WORK TO BE COMPLETED ::
Every line of the data that contains the string "ARTIGO" must be copied.
:::::
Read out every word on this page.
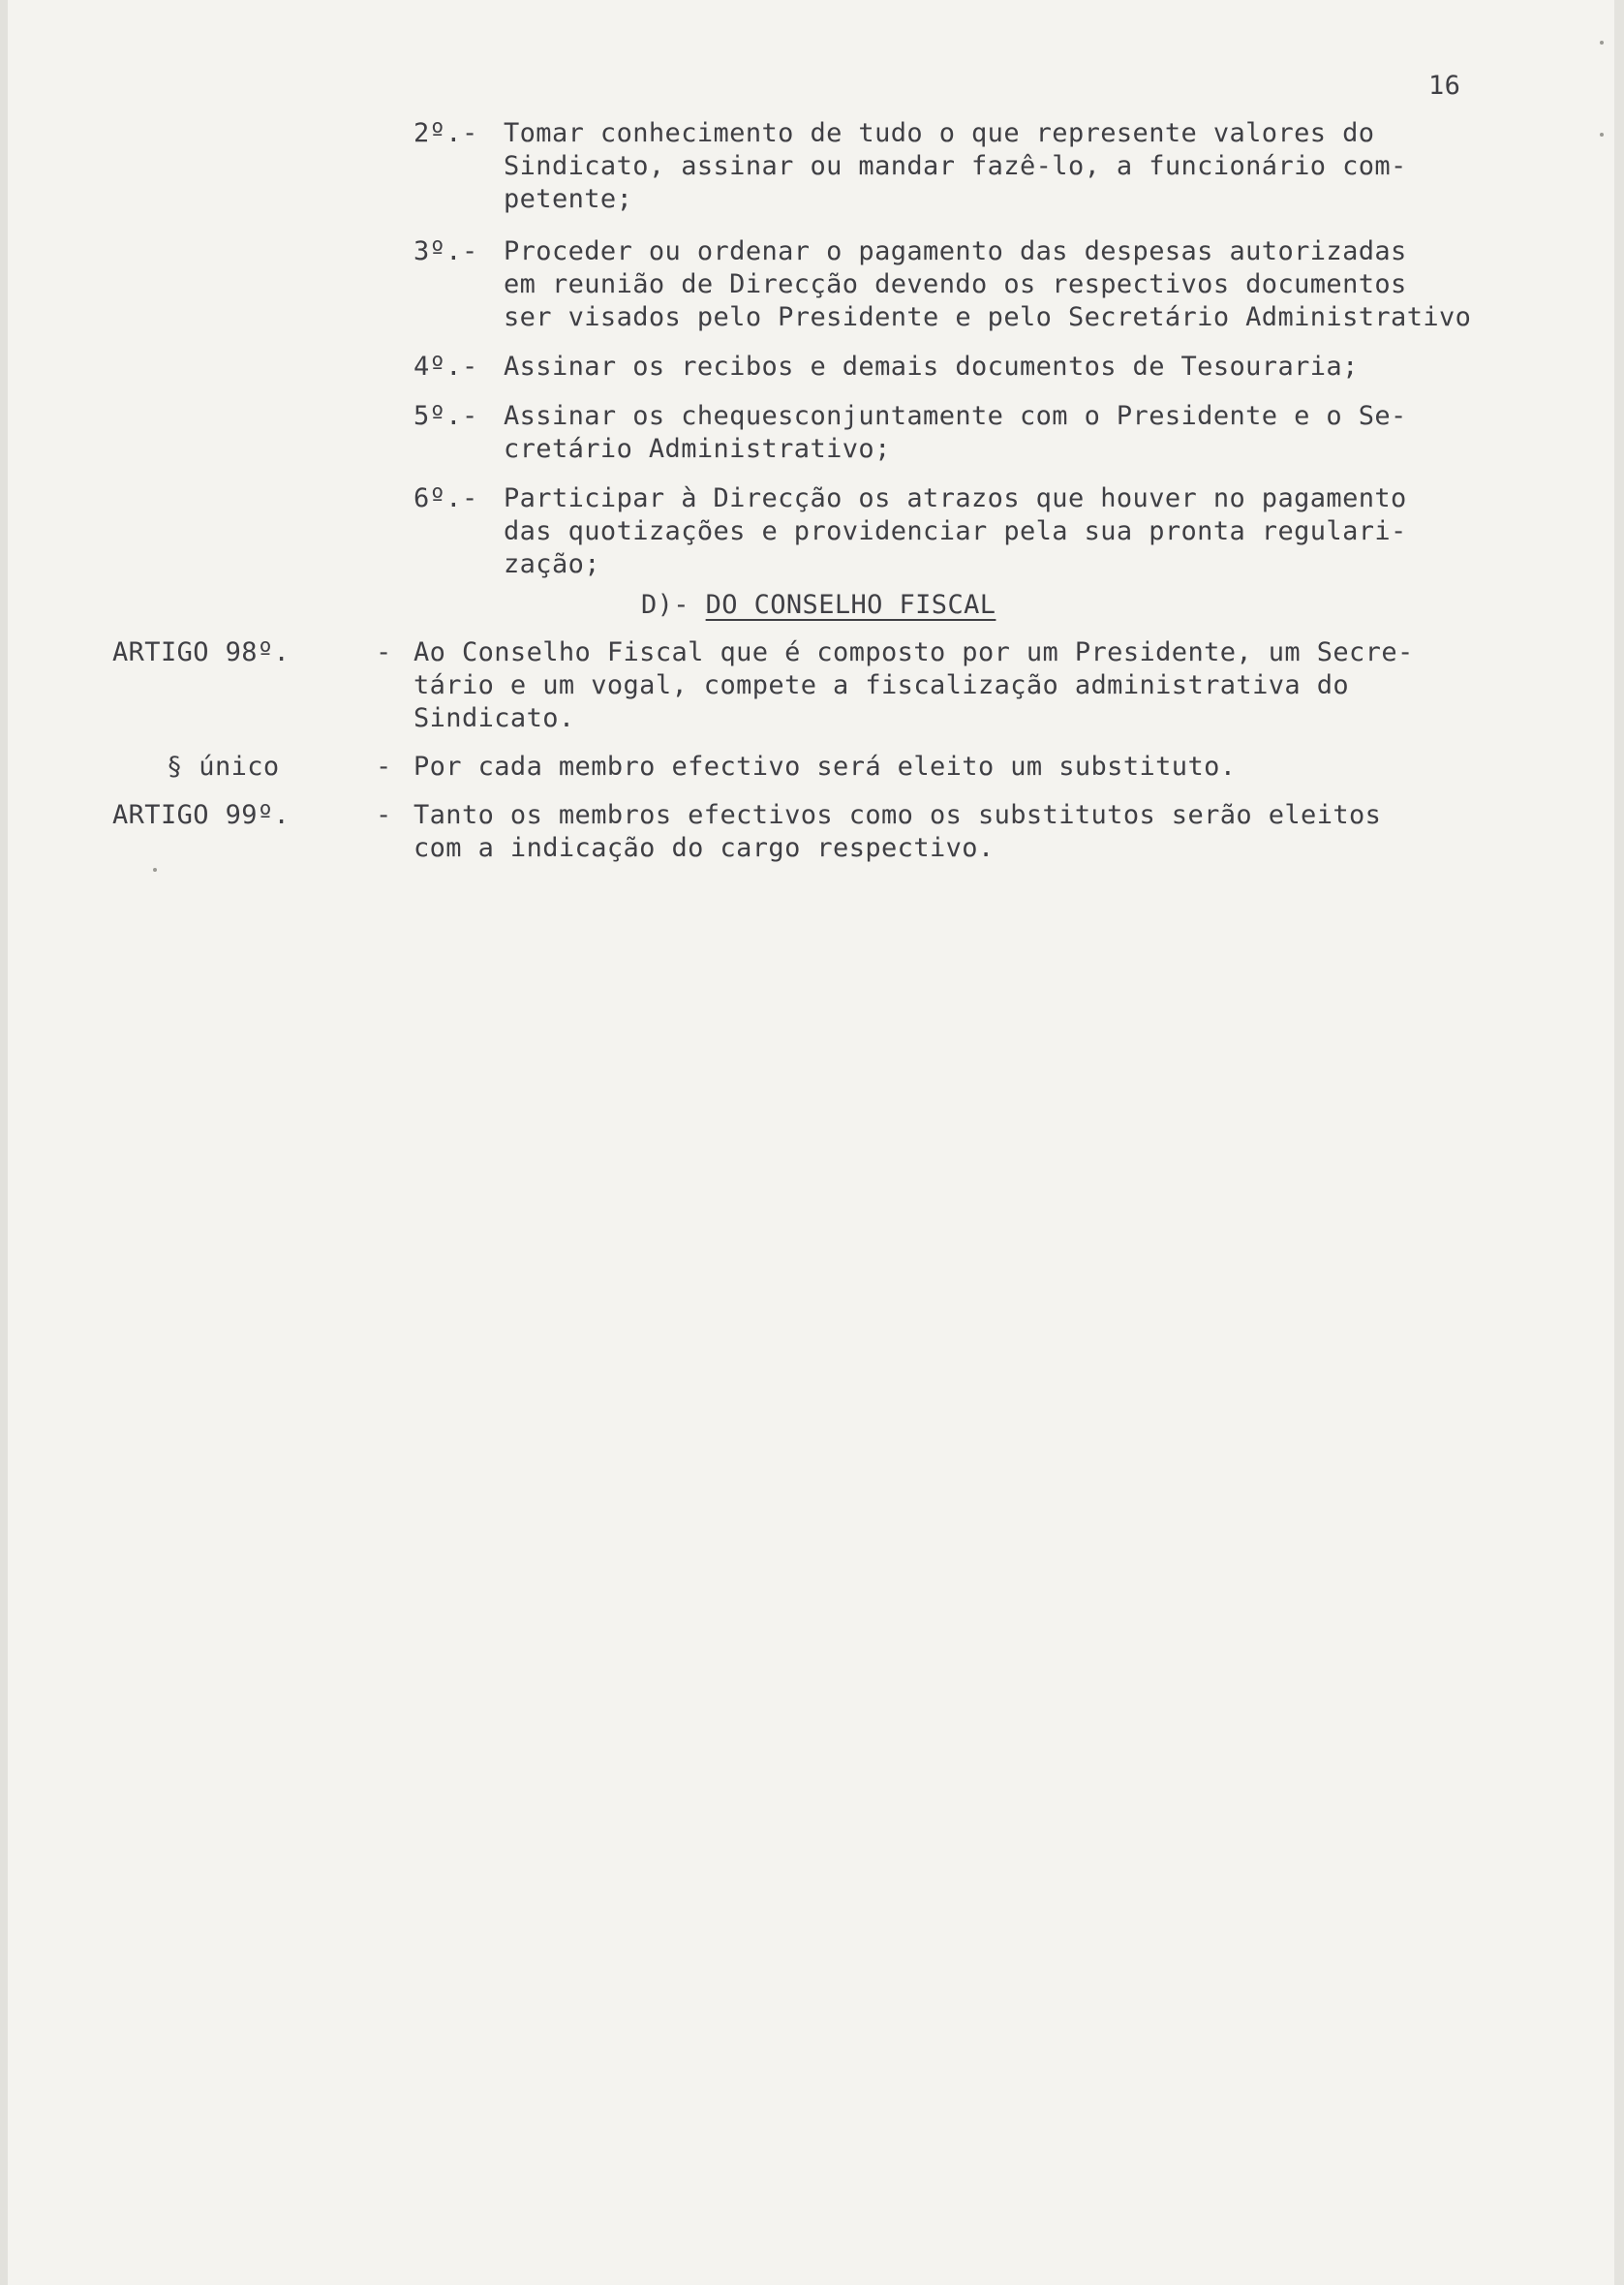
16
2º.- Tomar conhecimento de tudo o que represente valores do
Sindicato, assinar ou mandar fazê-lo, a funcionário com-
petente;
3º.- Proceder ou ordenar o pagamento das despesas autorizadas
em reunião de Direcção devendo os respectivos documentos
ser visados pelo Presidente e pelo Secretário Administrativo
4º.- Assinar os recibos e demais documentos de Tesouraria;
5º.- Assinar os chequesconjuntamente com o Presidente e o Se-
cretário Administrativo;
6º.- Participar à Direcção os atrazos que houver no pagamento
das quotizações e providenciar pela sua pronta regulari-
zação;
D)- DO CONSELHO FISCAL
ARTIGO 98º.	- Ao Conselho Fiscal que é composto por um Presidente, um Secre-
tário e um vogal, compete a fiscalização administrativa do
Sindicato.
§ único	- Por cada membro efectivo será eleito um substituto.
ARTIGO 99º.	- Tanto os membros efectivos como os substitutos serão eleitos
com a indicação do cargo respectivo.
:::::
EXPECTED OUTPUT ::
ARTIGO 98º.	- Ao Conselho Fiscal que é composto por um Presidente, um Secre-
ARTIGO 99º.	- Tanto os membros efectivos como os substitutos serão eleitos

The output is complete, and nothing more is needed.